Data listing:
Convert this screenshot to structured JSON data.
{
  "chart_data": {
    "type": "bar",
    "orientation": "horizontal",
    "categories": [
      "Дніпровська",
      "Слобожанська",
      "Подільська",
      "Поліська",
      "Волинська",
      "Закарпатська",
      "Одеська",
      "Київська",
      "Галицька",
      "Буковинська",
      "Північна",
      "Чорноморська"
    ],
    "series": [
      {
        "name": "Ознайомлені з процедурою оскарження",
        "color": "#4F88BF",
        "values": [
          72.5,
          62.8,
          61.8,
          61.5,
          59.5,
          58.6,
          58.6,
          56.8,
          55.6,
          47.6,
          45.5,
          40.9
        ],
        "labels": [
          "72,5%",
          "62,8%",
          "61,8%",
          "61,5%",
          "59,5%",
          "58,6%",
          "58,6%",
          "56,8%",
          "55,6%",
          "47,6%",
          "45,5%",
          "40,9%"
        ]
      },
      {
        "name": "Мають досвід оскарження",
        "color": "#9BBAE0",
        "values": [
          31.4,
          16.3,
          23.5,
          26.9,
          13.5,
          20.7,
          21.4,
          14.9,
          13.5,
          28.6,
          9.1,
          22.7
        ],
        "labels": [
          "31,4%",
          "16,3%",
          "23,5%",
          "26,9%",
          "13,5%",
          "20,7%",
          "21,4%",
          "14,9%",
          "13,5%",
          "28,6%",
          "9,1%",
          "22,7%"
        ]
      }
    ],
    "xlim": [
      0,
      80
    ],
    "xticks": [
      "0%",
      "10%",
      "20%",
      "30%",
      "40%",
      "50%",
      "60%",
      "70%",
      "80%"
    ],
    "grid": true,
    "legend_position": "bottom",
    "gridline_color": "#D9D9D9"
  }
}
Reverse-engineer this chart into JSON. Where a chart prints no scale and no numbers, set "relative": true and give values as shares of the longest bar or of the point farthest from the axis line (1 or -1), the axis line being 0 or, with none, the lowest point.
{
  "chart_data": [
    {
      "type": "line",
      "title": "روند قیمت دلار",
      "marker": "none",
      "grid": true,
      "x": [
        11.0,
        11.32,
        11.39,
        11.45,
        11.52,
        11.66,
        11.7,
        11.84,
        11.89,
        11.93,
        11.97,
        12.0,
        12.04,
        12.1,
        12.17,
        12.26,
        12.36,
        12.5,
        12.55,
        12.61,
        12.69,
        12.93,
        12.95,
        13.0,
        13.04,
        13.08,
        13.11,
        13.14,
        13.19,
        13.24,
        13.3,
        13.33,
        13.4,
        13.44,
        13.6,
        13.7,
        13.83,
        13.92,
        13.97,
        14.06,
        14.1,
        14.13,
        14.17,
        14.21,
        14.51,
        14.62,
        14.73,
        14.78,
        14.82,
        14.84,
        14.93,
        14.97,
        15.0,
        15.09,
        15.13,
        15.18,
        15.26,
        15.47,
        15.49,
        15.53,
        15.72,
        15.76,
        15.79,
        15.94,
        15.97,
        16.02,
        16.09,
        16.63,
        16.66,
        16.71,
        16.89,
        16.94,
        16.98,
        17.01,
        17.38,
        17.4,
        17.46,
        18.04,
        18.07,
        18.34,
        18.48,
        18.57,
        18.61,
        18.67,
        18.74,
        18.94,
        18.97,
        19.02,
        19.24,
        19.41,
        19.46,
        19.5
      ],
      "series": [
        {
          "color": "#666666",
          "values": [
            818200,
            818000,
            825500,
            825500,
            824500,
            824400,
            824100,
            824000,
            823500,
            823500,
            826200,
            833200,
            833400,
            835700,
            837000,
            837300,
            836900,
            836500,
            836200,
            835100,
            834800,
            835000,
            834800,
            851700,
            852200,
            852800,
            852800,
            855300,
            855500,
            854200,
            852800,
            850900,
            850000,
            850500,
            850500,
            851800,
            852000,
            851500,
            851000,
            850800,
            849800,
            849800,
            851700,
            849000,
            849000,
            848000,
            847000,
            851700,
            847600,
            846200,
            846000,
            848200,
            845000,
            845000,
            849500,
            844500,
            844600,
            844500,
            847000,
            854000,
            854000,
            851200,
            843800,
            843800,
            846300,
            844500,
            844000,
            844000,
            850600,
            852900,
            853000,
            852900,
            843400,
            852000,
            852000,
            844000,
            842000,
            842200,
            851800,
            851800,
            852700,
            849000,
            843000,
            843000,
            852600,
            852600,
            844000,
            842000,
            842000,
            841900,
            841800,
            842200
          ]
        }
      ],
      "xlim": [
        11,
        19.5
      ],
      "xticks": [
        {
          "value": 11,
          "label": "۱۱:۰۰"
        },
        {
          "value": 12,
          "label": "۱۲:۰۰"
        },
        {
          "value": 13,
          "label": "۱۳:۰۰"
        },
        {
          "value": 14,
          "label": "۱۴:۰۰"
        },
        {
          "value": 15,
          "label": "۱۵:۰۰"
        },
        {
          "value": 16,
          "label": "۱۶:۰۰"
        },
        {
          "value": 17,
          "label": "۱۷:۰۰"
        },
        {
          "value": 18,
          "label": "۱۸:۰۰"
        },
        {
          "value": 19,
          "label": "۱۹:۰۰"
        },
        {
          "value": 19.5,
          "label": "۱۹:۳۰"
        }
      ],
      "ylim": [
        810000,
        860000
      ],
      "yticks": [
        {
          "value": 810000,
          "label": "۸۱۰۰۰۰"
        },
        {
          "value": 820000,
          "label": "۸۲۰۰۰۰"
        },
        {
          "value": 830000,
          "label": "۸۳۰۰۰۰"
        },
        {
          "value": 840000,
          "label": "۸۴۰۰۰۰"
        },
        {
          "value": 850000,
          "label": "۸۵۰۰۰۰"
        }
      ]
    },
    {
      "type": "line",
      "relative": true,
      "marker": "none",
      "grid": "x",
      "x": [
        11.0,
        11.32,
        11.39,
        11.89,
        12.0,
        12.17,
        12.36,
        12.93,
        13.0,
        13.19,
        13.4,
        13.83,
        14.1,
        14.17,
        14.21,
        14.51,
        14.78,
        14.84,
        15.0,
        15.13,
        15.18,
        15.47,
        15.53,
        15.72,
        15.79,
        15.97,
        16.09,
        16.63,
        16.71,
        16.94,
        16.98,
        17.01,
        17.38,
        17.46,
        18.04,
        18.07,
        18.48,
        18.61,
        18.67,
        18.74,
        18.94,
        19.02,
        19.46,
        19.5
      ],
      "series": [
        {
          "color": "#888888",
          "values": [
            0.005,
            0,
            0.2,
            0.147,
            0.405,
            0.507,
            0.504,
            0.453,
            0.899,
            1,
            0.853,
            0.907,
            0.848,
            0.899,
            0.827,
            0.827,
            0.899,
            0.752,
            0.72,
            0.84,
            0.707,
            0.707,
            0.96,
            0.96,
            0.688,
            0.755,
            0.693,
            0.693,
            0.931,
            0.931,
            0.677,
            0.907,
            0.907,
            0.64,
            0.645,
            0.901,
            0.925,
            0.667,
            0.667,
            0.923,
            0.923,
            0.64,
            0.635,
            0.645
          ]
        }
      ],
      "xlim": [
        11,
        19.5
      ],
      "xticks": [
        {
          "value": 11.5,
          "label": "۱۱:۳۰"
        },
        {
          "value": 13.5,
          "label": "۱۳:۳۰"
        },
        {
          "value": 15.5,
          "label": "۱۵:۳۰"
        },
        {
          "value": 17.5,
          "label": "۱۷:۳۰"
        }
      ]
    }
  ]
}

Work to be completed - Take every line above carrying "оскарження" and return it.

Written response -
        "name": "Ознайомлені з процедурою оскарження",
        "name": "Мають досвід оскарження",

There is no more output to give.